Exercise description
Using the listing below, report all lines holding the word "JSON".

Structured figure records
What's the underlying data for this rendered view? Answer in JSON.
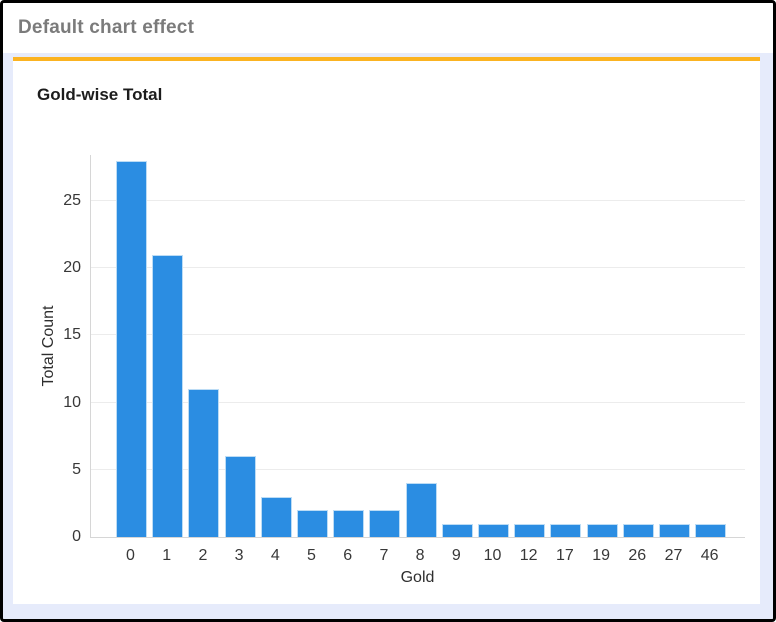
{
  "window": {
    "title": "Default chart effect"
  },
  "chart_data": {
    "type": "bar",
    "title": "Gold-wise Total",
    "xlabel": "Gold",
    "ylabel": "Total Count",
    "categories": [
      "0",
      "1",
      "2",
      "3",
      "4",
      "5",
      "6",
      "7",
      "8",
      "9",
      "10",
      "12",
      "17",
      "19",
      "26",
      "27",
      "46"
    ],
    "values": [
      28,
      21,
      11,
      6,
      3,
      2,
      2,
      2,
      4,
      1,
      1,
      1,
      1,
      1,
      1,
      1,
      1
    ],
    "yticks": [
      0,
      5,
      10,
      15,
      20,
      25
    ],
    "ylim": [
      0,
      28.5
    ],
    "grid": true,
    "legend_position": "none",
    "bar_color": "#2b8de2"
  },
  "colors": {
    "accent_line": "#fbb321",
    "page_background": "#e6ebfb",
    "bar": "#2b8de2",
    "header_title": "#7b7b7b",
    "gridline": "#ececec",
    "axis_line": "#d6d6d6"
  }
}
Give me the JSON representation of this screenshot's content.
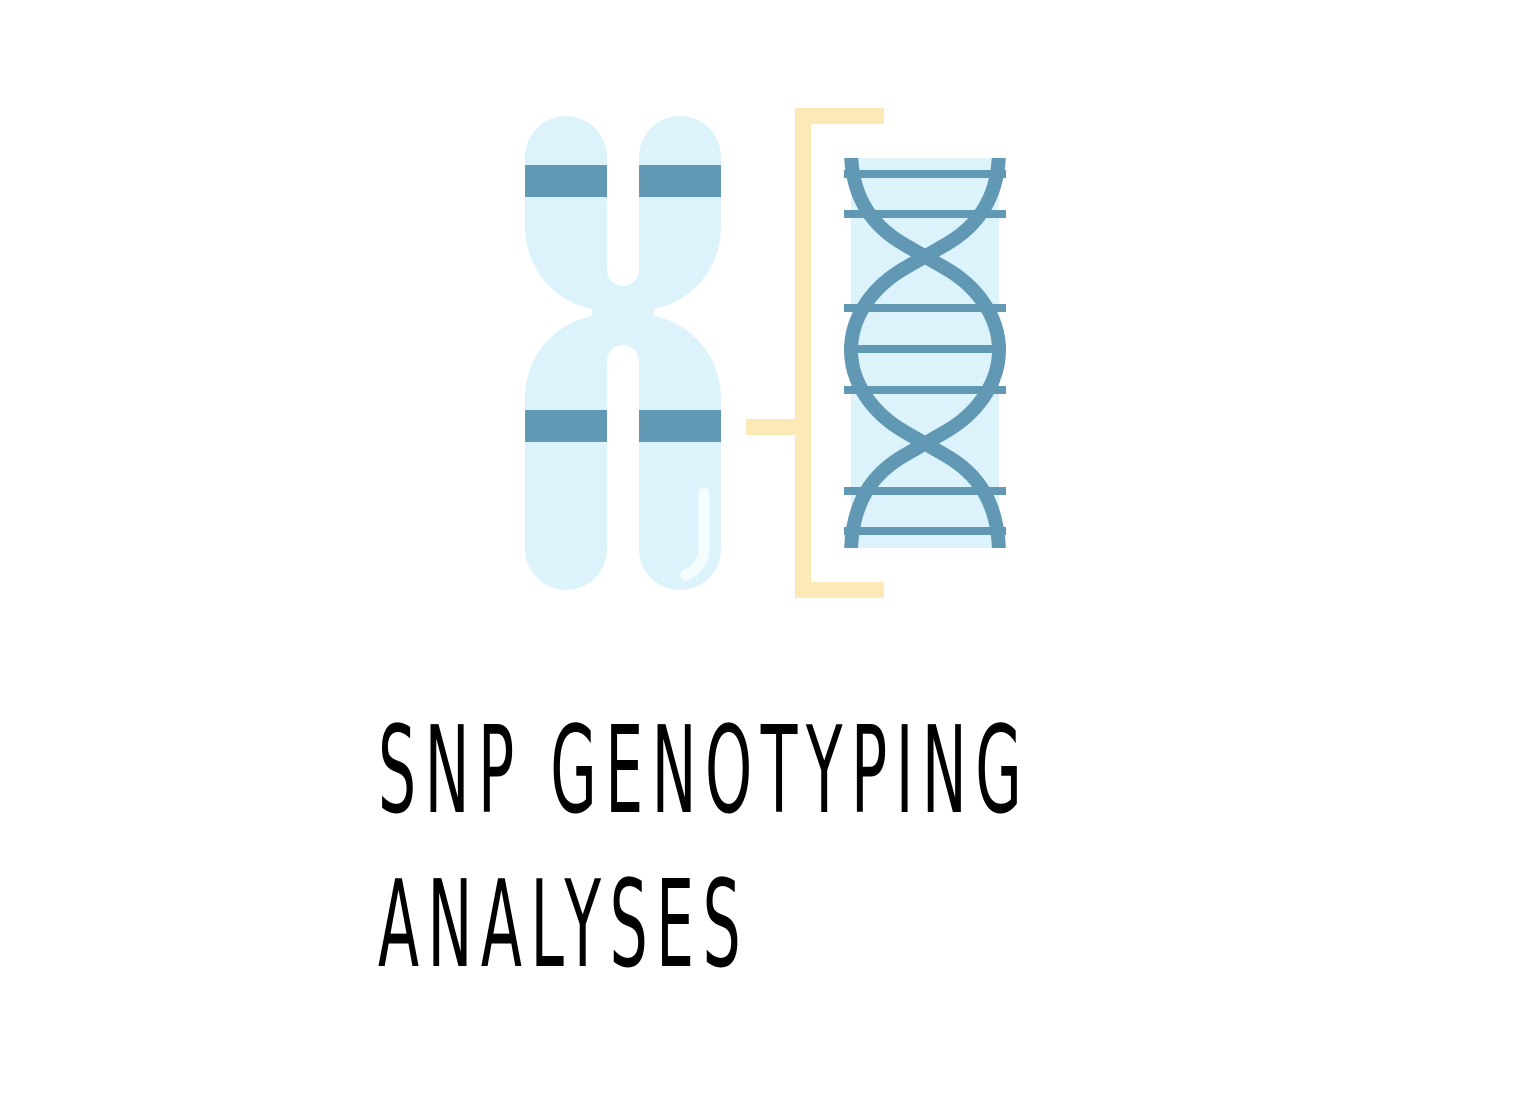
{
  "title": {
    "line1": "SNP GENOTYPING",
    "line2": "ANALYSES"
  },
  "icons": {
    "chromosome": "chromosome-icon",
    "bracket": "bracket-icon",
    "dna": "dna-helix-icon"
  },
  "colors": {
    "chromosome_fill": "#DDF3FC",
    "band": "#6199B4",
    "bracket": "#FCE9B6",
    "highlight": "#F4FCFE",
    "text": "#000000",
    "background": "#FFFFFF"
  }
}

Finished answer
What's the underlying data for this rendered view? Answer in JSON.
Give me the JSON representation of this screenshot's content.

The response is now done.